* [What the task asks]:
Would you copy only the lines below, from the one containing "Output the text content of this document." through the very last one, leaving the pictures out?

━━━ Recorded data

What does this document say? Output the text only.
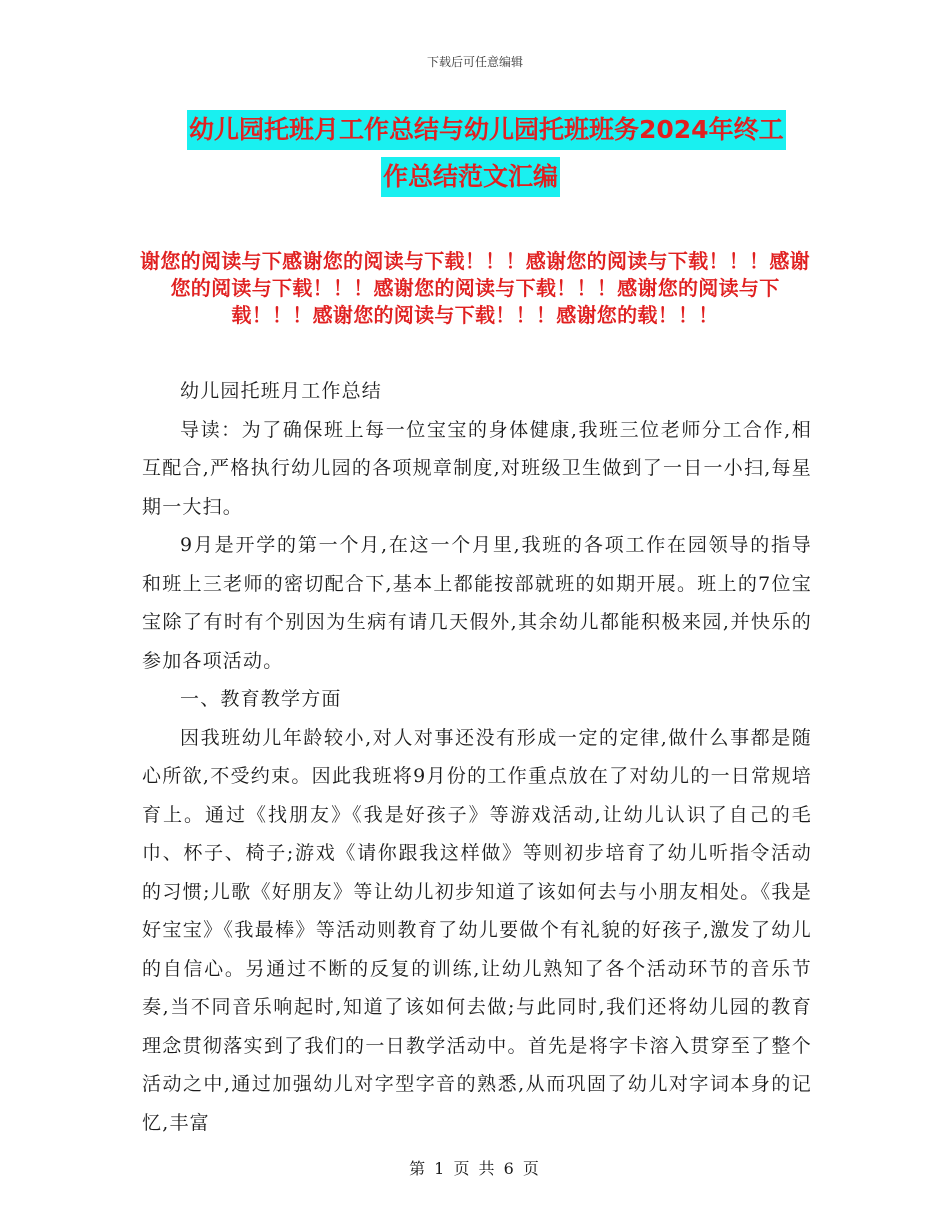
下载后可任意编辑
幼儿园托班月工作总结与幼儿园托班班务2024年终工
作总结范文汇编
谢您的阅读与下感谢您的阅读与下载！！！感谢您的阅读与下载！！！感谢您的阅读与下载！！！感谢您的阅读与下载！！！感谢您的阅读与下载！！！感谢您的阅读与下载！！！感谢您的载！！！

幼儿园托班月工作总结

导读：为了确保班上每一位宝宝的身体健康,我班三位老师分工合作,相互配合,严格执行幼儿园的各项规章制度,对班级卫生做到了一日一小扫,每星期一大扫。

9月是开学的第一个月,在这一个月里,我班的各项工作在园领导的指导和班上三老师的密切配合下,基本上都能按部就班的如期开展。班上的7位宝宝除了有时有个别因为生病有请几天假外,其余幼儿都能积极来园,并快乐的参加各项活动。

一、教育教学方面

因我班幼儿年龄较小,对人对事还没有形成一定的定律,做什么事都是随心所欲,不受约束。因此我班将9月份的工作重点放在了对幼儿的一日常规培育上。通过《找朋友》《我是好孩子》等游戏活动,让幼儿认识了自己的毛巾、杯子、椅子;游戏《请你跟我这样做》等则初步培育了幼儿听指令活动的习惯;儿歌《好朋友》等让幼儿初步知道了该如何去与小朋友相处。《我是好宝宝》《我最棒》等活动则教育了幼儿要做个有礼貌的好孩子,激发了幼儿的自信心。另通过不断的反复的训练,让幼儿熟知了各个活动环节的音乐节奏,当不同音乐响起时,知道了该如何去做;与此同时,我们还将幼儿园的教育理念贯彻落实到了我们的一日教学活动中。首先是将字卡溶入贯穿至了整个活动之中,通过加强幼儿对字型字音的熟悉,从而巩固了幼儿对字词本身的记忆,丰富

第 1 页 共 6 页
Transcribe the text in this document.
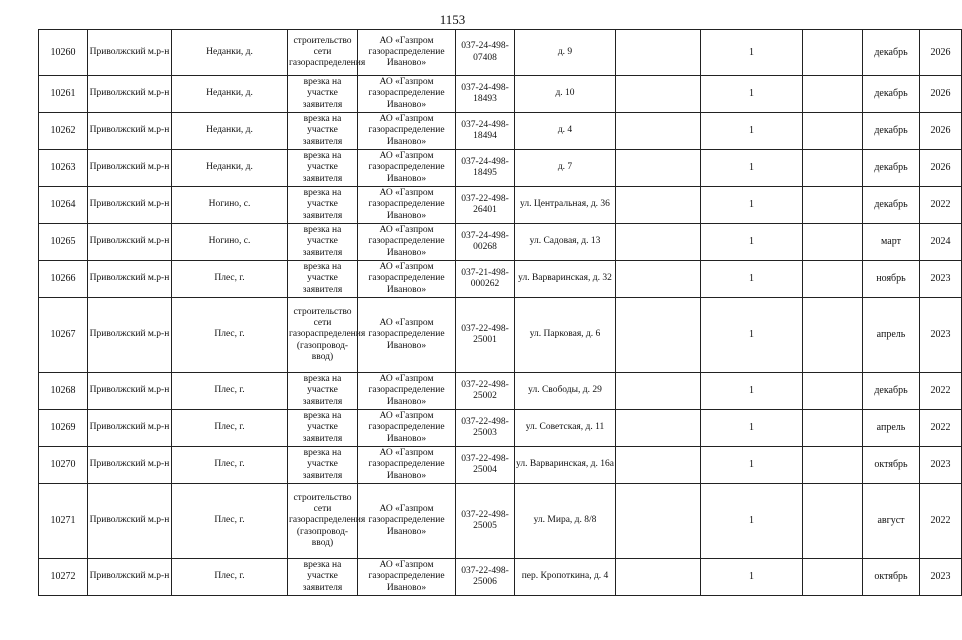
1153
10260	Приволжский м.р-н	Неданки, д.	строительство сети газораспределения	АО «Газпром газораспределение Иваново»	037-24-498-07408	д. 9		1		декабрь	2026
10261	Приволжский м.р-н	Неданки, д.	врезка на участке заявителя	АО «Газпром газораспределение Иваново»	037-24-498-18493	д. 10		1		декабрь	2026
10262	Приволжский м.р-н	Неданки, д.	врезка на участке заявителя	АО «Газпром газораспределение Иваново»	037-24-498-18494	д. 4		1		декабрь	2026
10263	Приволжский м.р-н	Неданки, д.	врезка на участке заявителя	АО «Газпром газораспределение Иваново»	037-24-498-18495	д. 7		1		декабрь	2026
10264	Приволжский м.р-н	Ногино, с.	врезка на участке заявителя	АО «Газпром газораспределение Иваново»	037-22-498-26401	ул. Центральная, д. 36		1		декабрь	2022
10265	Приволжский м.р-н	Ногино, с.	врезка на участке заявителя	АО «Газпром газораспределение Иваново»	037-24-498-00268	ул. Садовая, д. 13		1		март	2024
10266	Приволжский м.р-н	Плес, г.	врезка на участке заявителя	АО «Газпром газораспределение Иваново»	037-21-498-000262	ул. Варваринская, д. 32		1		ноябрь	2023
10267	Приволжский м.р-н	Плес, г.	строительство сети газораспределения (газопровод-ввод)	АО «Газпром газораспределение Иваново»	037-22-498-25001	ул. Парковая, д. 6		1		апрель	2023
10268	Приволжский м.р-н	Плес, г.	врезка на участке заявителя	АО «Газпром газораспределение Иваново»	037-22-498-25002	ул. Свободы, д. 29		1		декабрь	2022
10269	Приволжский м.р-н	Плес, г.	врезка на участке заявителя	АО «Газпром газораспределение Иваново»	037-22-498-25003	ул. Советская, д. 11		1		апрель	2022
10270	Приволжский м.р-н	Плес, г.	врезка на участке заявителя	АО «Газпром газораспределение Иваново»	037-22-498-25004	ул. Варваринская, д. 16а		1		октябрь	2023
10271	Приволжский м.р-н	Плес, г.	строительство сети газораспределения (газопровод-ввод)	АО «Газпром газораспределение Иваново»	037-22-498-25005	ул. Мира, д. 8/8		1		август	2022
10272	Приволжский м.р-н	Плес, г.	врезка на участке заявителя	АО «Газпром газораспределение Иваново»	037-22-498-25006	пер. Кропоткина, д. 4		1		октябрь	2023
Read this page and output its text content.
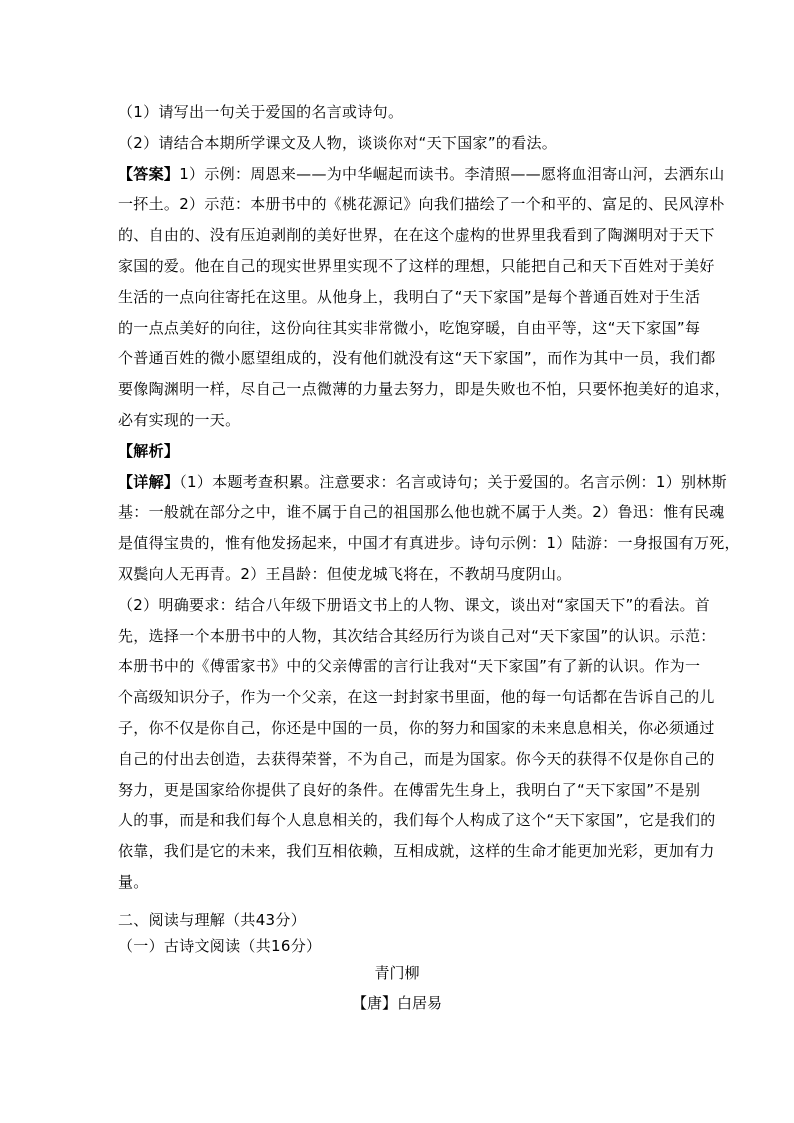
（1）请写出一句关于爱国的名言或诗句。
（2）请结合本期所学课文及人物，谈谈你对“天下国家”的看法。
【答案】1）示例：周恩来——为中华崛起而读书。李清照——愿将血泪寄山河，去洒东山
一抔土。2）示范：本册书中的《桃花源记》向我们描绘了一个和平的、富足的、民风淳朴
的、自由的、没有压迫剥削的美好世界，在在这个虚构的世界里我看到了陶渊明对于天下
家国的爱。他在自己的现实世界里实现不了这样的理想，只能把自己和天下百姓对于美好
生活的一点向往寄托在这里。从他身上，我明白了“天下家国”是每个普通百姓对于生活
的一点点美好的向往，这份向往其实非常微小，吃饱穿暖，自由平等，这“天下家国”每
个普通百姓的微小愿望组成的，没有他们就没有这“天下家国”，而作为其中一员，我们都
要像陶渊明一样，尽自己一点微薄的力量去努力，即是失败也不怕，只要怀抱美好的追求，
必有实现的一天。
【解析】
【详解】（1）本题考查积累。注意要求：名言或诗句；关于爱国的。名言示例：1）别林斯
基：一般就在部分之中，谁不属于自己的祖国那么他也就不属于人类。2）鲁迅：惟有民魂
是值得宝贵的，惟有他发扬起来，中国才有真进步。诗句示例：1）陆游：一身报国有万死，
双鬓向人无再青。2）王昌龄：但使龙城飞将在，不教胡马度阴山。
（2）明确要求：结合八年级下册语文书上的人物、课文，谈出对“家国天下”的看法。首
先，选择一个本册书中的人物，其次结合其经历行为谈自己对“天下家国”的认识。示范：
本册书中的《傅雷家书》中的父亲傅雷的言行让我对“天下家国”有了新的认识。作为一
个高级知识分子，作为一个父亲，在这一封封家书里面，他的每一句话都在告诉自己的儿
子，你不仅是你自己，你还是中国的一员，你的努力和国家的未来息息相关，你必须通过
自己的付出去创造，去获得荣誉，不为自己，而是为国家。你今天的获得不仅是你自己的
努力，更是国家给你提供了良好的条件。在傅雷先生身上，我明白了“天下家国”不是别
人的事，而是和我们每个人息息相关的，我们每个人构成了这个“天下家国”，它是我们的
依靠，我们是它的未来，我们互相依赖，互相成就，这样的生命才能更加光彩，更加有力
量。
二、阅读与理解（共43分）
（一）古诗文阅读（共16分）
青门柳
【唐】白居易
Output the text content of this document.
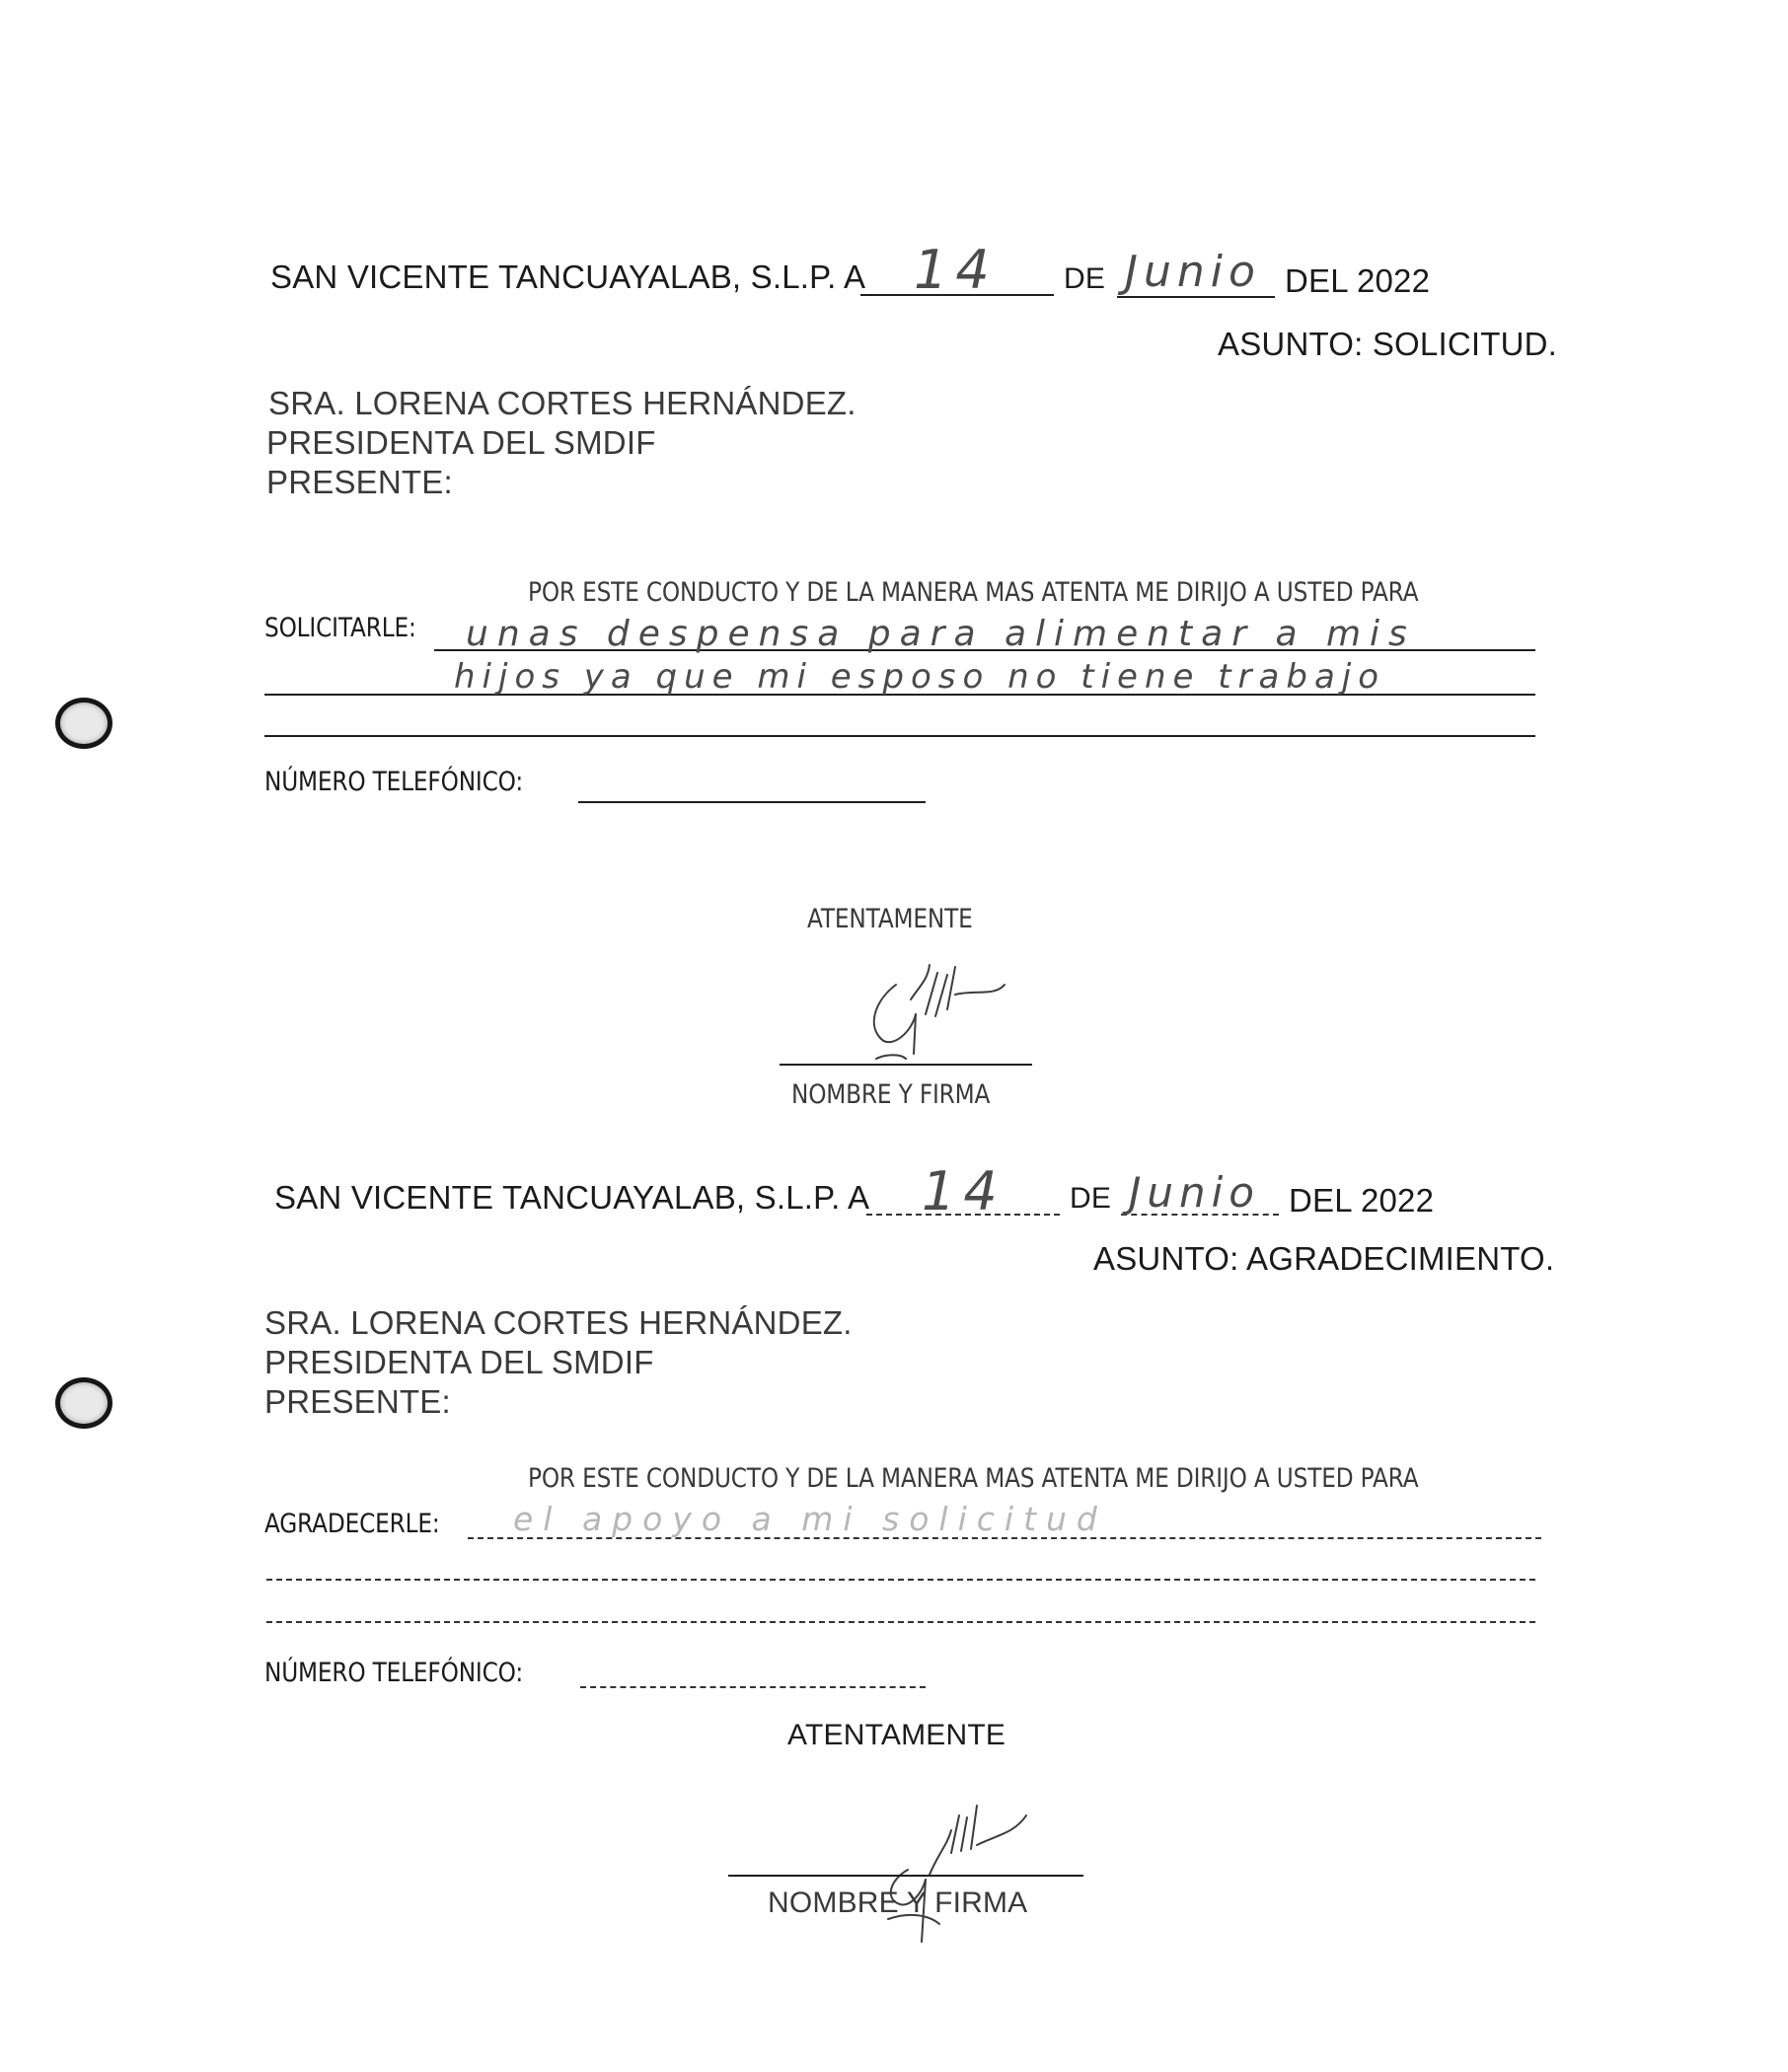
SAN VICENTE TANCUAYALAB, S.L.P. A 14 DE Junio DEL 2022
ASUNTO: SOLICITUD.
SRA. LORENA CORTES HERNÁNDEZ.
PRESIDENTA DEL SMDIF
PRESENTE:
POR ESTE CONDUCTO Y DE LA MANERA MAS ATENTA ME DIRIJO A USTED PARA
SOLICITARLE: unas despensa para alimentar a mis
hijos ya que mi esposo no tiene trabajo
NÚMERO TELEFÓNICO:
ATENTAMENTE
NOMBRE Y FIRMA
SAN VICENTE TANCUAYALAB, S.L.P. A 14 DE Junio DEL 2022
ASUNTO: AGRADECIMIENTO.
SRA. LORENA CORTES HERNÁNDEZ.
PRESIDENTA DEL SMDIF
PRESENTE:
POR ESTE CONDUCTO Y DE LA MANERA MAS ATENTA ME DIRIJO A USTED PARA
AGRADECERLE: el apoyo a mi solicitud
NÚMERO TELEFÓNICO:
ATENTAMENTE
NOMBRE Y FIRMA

━━━━━━

* [Solution]:
Output the text content of this document.
SAN VICENTE TANCUAYALAB, S.L.P. A 14 DE Junio DEL 2022
ASUNTO: SOLICITUD.
SRA. LORENA CORTES HERNÁNDEZ.
PRESIDENTA DEL SMDIF
PRESENTE:
POR ESTE CONDUCTO Y DE LA MANERA MAS ATENTA ME DIRIJO A USTED PARA
SOLICITARLE: unas despensa para alimentar a mis
hijos ya que mi esposo no tiene trabajo
NÚMERO TELEFÓNICO:
ATENTAMENTE
NOMBRE Y FIRMA
SAN VICENTE TANCUAYALAB, S.L.P. A 14 DE Junio DEL 2022
ASUNTO: AGRADECIMIENTO.
SRA. LORENA CORTES HERNÁNDEZ.
PRESIDENTA DEL SMDIF
PRESENTE:
POR ESTE CONDUCTO Y DE LA MANERA MAS ATENTA ME DIRIJO A USTED PARA
AGRADECERLE: el apoyo a mi solicitud
NÚMERO TELEFÓNICO:
ATENTAMENTE
NOMBRE Y FIRMA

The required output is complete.